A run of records
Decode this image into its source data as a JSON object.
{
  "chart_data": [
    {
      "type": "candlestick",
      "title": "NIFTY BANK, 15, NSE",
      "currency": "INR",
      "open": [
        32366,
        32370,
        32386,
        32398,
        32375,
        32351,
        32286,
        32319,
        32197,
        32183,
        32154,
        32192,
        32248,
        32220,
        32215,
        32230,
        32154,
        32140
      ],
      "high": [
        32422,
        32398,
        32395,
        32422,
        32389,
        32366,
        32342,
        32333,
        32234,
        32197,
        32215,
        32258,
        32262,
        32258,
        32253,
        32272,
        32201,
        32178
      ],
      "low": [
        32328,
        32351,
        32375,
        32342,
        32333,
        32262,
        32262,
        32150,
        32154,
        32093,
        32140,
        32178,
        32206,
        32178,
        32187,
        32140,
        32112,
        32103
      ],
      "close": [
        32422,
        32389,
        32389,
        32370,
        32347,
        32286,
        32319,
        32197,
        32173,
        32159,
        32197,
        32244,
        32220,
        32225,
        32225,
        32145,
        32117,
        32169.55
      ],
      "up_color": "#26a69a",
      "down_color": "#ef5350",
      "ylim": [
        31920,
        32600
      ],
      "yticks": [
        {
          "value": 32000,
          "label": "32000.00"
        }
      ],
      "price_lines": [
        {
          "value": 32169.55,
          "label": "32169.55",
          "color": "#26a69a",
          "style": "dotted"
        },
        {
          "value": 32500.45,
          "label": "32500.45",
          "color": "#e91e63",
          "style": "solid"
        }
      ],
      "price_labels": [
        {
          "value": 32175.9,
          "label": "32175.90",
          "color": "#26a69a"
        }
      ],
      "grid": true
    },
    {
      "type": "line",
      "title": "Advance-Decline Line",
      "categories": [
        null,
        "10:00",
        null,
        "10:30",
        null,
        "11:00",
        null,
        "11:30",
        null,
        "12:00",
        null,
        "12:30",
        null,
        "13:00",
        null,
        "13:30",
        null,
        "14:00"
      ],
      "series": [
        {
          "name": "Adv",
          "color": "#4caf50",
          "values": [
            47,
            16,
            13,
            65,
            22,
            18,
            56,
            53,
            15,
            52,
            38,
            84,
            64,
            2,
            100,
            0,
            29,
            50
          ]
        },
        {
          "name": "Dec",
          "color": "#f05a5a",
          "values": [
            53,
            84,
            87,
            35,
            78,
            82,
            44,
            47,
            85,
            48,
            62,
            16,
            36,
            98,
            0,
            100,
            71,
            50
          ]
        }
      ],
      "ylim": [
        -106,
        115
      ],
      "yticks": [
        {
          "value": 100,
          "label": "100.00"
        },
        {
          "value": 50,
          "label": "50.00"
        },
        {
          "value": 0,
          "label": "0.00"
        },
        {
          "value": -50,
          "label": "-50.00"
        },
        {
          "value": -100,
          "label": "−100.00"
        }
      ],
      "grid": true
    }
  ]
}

— What is asked —
All of the material above needs to be copied exactly.

— Written solution —
Decode this image into its source data as a JSON object.
{
  "chart_data": [
    {
      "type": "candlestick",
      "title": "NIFTY BANK, 15, NSE",
      "currency": "INR",
      "open": [
        32366,
        32370,
        32386,
        32398,
        32375,
        32351,
        32286,
        32319,
        32197,
        32183,
        32154,
        32192,
        32248,
        32220,
        32215,
        32230,
        32154,
        32140
      ],
      "high": [
        32422,
        32398,
        32395,
        32422,
        32389,
        32366,
        32342,
        32333,
        32234,
        32197,
        32215,
        32258,
        32262,
        32258,
        32253,
        32272,
        32201,
        32178
      ],
      "low": [
        32328,
        32351,
        32375,
        32342,
        32333,
        32262,
        32262,
        32150,
        32154,
        32093,
        32140,
        32178,
        32206,
        32178,
        32187,
        32140,
        32112,
        32103
      ],
      "close": [
        32422,
        32389,
        32389,
        32370,
        32347,
        32286,
        32319,
        32197,
        32173,
        32159,
        32197,
        32244,
        32220,
        32225,
        32225,
        32145,
        32117,
        32169.55
      ],
      "up_color": "#26a69a",
      "down_color": "#ef5350",
      "ylim": [
        31920,
        32600
      ],
      "yticks": [
        {
          "value": 32000,
          "label": "32000.00"
        }
      ],
      "price_lines": [
        {
          "value": 32169.55,
          "label": "32169.55",
          "color": "#26a69a",
          "style": "dotted"
        },
        {
          "value": 32500.45,
          "label": "32500.45",
          "color": "#e91e63",
          "style": "solid"
        }
      ],
      "price_labels": [
        {
          "value": 32175.9,
          "label": "32175.90",
          "color": "#26a69a"
        }
      ],
      "grid": true
    },
    {
      "type": "line",
      "title": "Advance-Decline Line",
      "categories": [
        null,
        "10:00",
        null,
        "10:30",
        null,
        "11:00",
        null,
        "11:30",
        null,
        "12:00",
        null,
        "12:30",
        null,
        "13:00",
        null,
        "13:30",
        null,
        "14:00"
      ],
      "series": [
        {
          "name": "Adv",
          "color": "#4caf50",
          "values": [
            47,
            16,
            13,
            65,
            22,
            18,
            56,
            53,
            15,
            52,
            38,
            84,
            64,
            2,
            100,
            0,
            29,
            50
          ]
        },
        {
          "name": "Dec",
          "color": "#f05a5a",
          "values": [
            53,
            84,
            87,
            35,
            78,
            82,
            44,
            47,
            85,
            48,
            62,
            16,
            36,
            98,
            0,
            100,
            71,
            50
          ]
        }
      ],
      "ylim": [
        -106,
        115
      ],
      "yticks": [
        {
          "value": 100,
          "label": "100.00"
        },
        {
          "value": 50,
          "label": "50.00"
        },
        {
          "value": 0,
          "label": "0.00"
        },
        {
          "value": -50,
          "label": "-50.00"
        },
        {
          "value": -100,
          "label": "−100.00"
        }
      ],
      "grid": true
    }
  ]
}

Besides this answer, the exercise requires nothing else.